Copy the records below exactly as they appear.

Stored data entries
┄┄┄┄┄┄
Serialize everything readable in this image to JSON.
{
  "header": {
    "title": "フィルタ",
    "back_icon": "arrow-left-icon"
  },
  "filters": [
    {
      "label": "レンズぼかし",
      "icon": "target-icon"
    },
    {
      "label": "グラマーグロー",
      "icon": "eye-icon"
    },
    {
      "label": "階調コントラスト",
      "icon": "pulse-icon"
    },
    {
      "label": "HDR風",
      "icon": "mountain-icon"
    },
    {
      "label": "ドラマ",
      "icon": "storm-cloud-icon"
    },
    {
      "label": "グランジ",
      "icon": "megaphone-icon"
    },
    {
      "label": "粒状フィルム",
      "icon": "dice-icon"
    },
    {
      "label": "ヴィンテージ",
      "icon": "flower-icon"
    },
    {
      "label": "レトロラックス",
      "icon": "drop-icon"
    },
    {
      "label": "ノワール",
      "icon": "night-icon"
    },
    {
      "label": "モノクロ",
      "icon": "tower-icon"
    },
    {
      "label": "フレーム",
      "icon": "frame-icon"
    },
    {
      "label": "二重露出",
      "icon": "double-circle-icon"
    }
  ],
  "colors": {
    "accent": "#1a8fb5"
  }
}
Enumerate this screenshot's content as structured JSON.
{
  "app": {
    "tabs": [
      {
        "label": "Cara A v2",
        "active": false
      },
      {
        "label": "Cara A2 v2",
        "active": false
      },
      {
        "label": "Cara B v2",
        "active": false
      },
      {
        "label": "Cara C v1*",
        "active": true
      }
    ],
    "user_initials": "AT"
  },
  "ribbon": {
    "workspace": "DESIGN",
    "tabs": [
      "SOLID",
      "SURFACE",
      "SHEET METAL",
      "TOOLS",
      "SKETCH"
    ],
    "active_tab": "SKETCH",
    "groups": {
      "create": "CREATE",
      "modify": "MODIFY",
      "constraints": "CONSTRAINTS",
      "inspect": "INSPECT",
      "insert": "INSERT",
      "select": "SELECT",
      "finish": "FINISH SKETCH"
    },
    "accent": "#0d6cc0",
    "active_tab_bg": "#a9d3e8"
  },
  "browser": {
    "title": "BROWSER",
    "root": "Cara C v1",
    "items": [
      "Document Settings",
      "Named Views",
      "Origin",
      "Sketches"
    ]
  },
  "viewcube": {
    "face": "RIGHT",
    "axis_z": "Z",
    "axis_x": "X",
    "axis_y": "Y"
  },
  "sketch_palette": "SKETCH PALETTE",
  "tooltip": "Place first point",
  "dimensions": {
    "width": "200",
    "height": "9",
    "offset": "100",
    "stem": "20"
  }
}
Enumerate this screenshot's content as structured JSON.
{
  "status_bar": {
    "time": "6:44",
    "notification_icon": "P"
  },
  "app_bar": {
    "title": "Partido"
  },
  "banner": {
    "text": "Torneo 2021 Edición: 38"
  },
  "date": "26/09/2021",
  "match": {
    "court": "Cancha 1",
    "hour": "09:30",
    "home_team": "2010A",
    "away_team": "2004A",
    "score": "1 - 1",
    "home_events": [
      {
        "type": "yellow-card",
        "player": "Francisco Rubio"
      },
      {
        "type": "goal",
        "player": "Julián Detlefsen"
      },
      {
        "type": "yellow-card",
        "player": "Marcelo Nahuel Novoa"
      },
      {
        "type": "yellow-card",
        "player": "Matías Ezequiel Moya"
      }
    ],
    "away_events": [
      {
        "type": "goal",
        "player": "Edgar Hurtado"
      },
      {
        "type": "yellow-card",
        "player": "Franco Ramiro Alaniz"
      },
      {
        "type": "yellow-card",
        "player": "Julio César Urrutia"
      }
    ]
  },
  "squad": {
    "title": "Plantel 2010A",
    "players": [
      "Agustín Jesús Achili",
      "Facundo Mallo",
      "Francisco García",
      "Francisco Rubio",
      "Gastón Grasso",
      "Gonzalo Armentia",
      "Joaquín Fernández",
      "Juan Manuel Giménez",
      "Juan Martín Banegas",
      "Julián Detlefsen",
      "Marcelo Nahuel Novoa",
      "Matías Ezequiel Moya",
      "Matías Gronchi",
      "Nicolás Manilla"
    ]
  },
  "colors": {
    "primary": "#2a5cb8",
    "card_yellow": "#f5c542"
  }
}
┄┄┄┄┄┄
TASK RESPONSE —
Serialize everything readable in this image to JSON.
{
  "header": {
    "title": "フィルタ",
    "back_icon": "arrow-left-icon"
  },
  "filters": [
    {
      "label": "レンズぼかし",
      "icon": "target-icon"
    },
    {
      "label": "グラマーグロー",
      "icon": "eye-icon"
    },
    {
      "label": "階調コントラスト",
      "icon": "pulse-icon"
    },
    {
      "label": "HDR風",
      "icon": "mountain-icon"
    },
    {
      "label": "ドラマ",
      "icon": "storm-cloud-icon"
    },
    {
      "label": "グランジ",
      "icon": "megaphone-icon"
    },
    {
      "label": "粒状フィルム",
      "icon": "dice-icon"
    },
    {
      "label": "ヴィンテージ",
      "icon": "flower-icon"
    },
    {
      "label": "レトロラックス",
      "icon": "drop-icon"
    },
    {
      "label": "ノワール",
      "icon": "night-icon"
    },
    {
      "label": "モノクロ",
      "icon": "tower-icon"
    },
    {
      "label": "フレーム",
      "icon": "frame-icon"
    },
    {
      "label": "二重露出",
      "icon": "double-circle-icon"
    }
  ],
  "colors": {
    "accent": "#1a8fb5"
  }
}
Enumerate this screenshot's content as structured JSON.
{
  "app": {
    "tabs": [
      {
        "label": "Cara A v2",
        "active": false
      },
      {
        "label": "Cara A2 v2",
        "active": false
      },
      {
        "label": "Cara B v2",
        "active": false
      },
      {
        "label": "Cara C v1*",
        "active": true
      }
    ],
    "user_initials": "AT"
  },
  "ribbon": {
    "workspace": "DESIGN",
    "tabs": [
      "SOLID",
      "SURFACE",
      "SHEET METAL",
      "TOOLS",
      "SKETCH"
    ],
    "active_tab": "SKETCH",
    "groups": {
      "create": "CREATE",
      "modify": "MODIFY",
      "constraints": "CONSTRAINTS",
      "inspect": "INSPECT",
      "insert": "INSERT",
      "select": "SELECT",
      "finish": "FINISH SKETCH"
    },
    "accent": "#0d6cc0",
    "active_tab_bg": "#a9d3e8"
  },
  "browser": {
    "title": "BROWSER",
    "root": "Cara C v1",
    "items": [
      "Document Settings",
      "Named Views",
      "Origin",
      "Sketches"
    ]
  },
  "viewcube": {
    "face": "RIGHT",
    "axis_z": "Z",
    "axis_x": "X",
    "axis_y": "Y"
  },
  "sketch_palette": "SKETCH PALETTE",
  "tooltip": "Place first point",
  "dimensions": {
    "width": "200",
    "height": "9",
    "offset": "100",
    "stem": "20"
  }
}
Enumerate this screenshot's content as structured JSON.
{
  "status_bar": {
    "time": "6:44",
    "notification_icon": "P"
  },
  "app_bar": {
    "title": "Partido"
  },
  "banner": {
    "text": "Torneo 2021 Edición: 38"
  },
  "date": "26/09/2021",
  "match": {
    "court": "Cancha 1",
    "hour": "09:30",
    "home_team": "2010A",
    "away_team": "2004A",
    "score": "1 - 1",
    "home_events": [
      {
        "type": "yellow-card",
        "player": "Francisco Rubio"
      },
      {
        "type": "goal",
        "player": "Julián Detlefsen"
      },
      {
        "type": "yellow-card",
        "player": "Marcelo Nahuel Novoa"
      },
      {
        "type": "yellow-card",
        "player": "Matías Ezequiel Moya"
      }
    ],
    "away_events": [
      {
        "type": "goal",
        "player": "Edgar Hurtado"
      },
      {
        "type": "yellow-card",
        "player": "Franco Ramiro Alaniz"
      },
      {
        "type": "yellow-card",
        "player": "Julio César Urrutia"
      }
    ]
  },
  "squad": {
    "title": "Plantel 2010A",
    "players": [
      "Agustín Jesús Achili",
      "Facundo Mallo",
      "Francisco García",
      "Francisco Rubio",
      "Gastón Grasso",
      "Gonzalo Armentia",
      "Joaquín Fernández",
      "Juan Manuel Giménez",
      "Juan Martín Banegas",
      "Julián Detlefsen",
      "Marcelo Nahuel Novoa",
      "Matías Ezequiel Moya",
      "Matías Gronchi",
      "Nicolás Manilla"
    ]
  },
  "colors": {
    "primary": "#2a5cb8",
    "card_yellow": "#f5c542"
  }
}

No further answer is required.